-- start Source material --

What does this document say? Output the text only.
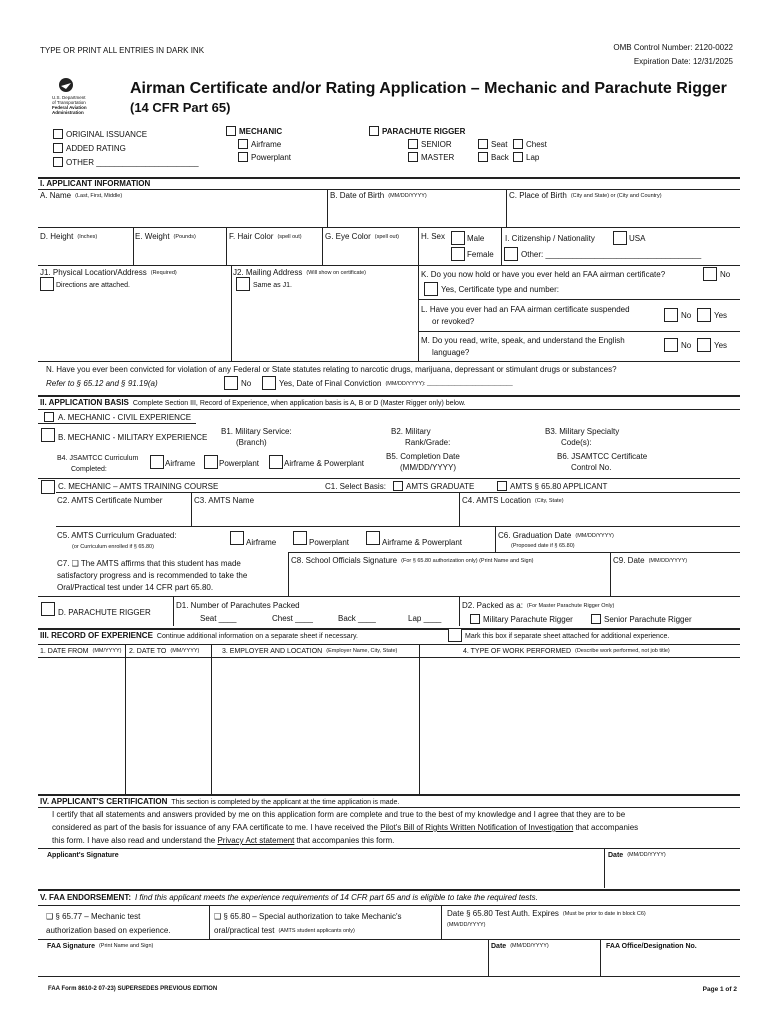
TYPE OR PRINT ALL ENTRIES IN DARK INK	OMB Control Number: 2120-0022
Expiration Date: 12/31/2025
U.S. Department
of Transportation
Federal Aviation
Administration
Airman Certificate and/or Rating Application – Mechanic and Parachute Rigger
(14 CFR Part 65)
ORIGINAL ISSUANCE
ADDED RATING
OTHER _______________________
MECHANIC
Airframe
Powerplant
PARACHUTE RIGGER
SENIOR
MASTER
Seat Chest
Back Lap
I. APPLICANT INFORMATION
A. Name (Last, First, Middle)	B. Date of Birth (MM/DD/YYYY)	C. Place of Birth (City and State) or (City and Country)
D. Height (Inches)	E. Weight (Pounds)	F. Hair Color (spell out)	G. Eye Color (spell out)	H. Sex	Male
Female
I. Citizenship / Nationality	USA
Other: ___________________________________
J1. Physical Location/Address (Required)
Directions are attached.
J2. Mailing Address (Will show on certificate)
Same as J1.
K. Do you now hold or have you ever held an FAA airman certificate?	No
Yes, Certificate type and number:
L. Have you ever had an FAA airman certificate suspended
or revoked?
No	Yes
M. Do you read, write, speak, and understand the English
language?
No	Yes
N. Have you ever been convicted for violation of any Federal or State statutes relating to narcotic drugs, marijuana, depressant or stimulant drugs or substances?
Refer to § 65.12 and § 91.19(a)	No	Yes, Date of Final Conviction (MM/DD/YYYY): ____________________________
II. APPLICATION BASIS Complete Section III, Record of Experience, when application basis is A, B or D (Master Rigger only) below.
A. MECHANIC - CIVIL EXPERIENCE
B. MECHANIC - MILITARY EXPERIENCE
B1. Military Service:
(Branch)
B2. Military
Rank/Grade:
B3. Military Specialty
Code(s):
B4. JSAMTCC Curriculum
Completed:
Airframe	Powerplant	Airframe & Powerplant
B5. Completion Date
(MM/DD/YYYY)
B6. JSAMTCC Certificate
Control No.
C. MECHANIC – AMTS TRAINING COURSE	C1. Select Basis:	AMTS GRADUATE	AMTS § 65.80 APPLICANT
C2. AMTS Certificate Number	C3. AMTS Name	C4. AMTS Location (City, State)
C5. AMTS Curriculum Graduated:
(or Curriculum enrolled if § 65.80)	Airframe	Powerplant	Airframe & Powerplant
C6. Graduation Date (MM/DD/YYYY)
(Proposed date if § 65.80)
C7. ❑ The AMTS affirms that this student has made
satisfactory progress and is recommended to take the
Oral/Practical test under 14 CFR part 65.80.
C8. School Officials Signature (For § 65.80 authorization only) (Print Name and Sign)	C9. Date (MM/DD/YYYY)
D. PARACHUTE RIGGER
D1. Number of Parachutes Packed
Seat ____	Chest ____	Back ____	Lap ____
D2. Packed as a: (For Master Parachute Rigger Only)
Military Parachute Rigger	Senior Parachute Rigger
III. RECORD OF EXPERIENCE Continue additional information on a separate sheet if necessary.	Mark this box if separate sheet attached for additional experience.
1. DATE FROM (MM/YYYY) 2. DATE TO (MM/YYYY)	3. EMPLOYER AND LOCATION (Employer Name, City, State)	4. TYPE OF WORK PERFORMED (Describe work performed, not job title)
IV. APPLICANT'S CERTIFICATION This section is completed by the applicant at the time application is made.
I certify that all statements and answers provided by me on this application form are complete and true to the best of my knowledge and I agree that they are to be
considered as part of the basis for issuance of any FAA certificate to me. I have received the Pilot's Bill of Rights Written Notification of Investigation that accompanies
this form. I have also read and understand the Privacy Act statement that accompanies this form.
Applicant's Signature	Date (MM/DD/YYYY)
V. FAA ENDORSEMENT: I find this applicant meets the experience requirements of 14 CFR part 65 and is eligible to take the required tests.
❑ § 65.77 – Mechanic test
authorization based on experience.
❑ § 65.80 – Special authorization to take Mechanic's
oral/practical test (AMTS student applicants only)
Date § 65.80 Test Auth. Expires (Must be prior to date in block C6)
(MM/DD/YYYY)
FAA Signature (Print Name and Sign)	Date (MM/DD/YYYY)	FAA Office/Designation No.
FAA Form 8610-2 07-23) SUPERSEDES PREVIOUS EDITION	Page 1 of 2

-- end Source material --

_The request_.
In the records above, tally the lines where the word "City" appears, and give the number and nothing else.

_Result of this exercise_.
3